* [GIVEN TASK]
Scan the listing below and copy every line holding "error".

[Dataset excerpt]
□ □ □ □ □ □ □

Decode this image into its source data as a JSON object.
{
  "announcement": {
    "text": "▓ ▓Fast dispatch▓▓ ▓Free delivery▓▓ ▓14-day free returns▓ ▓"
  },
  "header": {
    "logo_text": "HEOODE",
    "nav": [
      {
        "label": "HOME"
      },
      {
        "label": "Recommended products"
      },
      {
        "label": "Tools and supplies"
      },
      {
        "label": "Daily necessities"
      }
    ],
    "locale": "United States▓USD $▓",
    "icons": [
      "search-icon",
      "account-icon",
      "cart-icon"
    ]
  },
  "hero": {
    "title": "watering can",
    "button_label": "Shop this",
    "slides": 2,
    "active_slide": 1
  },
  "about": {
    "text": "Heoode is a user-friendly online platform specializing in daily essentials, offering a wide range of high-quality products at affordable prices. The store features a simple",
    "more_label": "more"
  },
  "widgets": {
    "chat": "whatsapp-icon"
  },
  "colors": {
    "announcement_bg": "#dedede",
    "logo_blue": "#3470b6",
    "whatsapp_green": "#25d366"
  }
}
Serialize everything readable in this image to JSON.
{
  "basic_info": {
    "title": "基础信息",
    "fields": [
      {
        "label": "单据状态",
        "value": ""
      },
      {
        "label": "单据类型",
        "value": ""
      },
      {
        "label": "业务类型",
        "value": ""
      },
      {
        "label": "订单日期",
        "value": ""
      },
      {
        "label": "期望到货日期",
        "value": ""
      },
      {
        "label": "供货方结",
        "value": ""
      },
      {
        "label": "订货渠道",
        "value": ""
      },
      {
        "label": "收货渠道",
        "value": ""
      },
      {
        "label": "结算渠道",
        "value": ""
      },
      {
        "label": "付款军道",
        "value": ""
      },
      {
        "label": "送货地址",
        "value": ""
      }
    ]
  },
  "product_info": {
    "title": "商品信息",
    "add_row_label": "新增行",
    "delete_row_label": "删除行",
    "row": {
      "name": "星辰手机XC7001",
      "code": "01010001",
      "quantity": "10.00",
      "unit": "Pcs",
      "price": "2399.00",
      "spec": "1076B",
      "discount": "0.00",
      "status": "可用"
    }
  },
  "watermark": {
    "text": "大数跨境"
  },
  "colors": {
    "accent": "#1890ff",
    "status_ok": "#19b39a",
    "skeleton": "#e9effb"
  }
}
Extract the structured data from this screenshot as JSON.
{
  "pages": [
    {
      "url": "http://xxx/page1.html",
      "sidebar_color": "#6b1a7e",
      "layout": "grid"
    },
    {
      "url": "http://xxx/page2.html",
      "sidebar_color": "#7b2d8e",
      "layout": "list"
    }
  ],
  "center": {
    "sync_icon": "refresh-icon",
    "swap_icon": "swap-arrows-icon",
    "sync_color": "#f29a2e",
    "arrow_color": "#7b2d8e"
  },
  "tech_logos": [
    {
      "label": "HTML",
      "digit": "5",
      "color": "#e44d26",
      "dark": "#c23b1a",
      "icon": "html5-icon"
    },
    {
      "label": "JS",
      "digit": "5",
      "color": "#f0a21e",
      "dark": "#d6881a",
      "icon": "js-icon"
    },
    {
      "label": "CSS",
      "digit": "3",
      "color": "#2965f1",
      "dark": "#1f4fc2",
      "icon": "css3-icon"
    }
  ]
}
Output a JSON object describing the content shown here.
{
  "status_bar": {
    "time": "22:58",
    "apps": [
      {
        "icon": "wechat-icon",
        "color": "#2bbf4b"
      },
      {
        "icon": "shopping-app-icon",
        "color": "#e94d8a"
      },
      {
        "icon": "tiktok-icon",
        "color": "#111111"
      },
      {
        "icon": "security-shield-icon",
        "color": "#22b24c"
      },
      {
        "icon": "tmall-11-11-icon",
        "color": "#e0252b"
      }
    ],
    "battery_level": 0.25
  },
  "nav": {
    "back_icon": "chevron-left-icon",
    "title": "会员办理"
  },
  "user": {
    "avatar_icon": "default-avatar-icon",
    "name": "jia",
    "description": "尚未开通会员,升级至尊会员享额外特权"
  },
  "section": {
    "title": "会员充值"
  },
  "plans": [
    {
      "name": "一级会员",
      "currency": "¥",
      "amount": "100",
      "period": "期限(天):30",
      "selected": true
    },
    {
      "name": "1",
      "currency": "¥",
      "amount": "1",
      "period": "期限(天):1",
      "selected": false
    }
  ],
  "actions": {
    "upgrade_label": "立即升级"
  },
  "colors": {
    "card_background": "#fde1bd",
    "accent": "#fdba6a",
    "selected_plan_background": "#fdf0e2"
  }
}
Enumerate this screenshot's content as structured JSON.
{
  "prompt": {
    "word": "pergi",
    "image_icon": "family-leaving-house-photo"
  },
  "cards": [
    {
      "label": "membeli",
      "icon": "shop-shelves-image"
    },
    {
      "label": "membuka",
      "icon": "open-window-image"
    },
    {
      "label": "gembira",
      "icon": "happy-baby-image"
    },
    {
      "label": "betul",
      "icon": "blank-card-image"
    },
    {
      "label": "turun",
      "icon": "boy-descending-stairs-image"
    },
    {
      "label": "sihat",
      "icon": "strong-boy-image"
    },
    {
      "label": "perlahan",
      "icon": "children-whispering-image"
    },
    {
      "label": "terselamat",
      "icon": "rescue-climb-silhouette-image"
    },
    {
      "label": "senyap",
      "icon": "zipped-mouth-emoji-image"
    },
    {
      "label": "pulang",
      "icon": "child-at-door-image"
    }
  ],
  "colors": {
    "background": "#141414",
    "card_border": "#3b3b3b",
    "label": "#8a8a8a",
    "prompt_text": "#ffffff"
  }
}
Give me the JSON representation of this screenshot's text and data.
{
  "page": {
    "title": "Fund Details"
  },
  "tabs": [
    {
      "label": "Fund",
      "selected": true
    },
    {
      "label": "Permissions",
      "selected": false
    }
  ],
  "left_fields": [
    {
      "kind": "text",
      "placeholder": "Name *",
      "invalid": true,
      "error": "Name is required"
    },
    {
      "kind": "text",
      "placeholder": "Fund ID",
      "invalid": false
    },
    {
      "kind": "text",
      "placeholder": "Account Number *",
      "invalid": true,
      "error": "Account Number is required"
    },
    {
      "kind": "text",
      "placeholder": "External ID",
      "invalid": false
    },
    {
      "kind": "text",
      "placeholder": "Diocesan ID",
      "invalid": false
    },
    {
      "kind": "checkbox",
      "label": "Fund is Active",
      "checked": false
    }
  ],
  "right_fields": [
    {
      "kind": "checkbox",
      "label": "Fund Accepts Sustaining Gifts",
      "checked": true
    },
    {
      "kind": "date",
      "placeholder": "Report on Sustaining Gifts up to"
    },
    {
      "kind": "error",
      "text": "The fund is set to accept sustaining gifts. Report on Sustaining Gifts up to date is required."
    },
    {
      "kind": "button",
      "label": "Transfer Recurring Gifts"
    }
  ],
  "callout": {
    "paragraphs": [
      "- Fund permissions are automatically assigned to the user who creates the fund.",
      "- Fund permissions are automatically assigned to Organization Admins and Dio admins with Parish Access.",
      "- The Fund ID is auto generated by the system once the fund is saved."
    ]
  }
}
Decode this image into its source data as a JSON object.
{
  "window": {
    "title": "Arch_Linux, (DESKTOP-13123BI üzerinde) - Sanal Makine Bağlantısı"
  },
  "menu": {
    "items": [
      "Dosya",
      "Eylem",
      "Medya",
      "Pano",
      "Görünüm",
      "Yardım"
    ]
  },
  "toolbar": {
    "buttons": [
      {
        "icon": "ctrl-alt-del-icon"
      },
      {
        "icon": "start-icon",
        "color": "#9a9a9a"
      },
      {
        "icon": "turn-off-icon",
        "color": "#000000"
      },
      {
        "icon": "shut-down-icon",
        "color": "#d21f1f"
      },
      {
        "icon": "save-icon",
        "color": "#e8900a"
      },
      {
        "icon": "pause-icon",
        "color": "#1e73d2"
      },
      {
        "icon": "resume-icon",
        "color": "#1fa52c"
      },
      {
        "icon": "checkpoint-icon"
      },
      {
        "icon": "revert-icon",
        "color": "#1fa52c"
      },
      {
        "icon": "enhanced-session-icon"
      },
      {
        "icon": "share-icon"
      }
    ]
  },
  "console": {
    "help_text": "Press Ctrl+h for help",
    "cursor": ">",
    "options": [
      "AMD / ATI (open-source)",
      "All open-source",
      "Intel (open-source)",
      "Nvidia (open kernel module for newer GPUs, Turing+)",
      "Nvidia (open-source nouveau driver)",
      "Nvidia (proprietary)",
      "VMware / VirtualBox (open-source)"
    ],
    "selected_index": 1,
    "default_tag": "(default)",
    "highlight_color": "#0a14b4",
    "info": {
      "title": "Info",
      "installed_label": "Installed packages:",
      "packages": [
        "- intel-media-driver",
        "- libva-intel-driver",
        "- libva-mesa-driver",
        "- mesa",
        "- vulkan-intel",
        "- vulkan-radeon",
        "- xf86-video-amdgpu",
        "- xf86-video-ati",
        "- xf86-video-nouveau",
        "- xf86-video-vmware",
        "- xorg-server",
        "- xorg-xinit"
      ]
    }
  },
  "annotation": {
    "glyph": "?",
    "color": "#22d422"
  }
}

□ □ □ □ □ □ □

* [THE COMPLETED TASK]
      "error": "Name is required"
      "error": "Account Number is required"
      "kind": "error",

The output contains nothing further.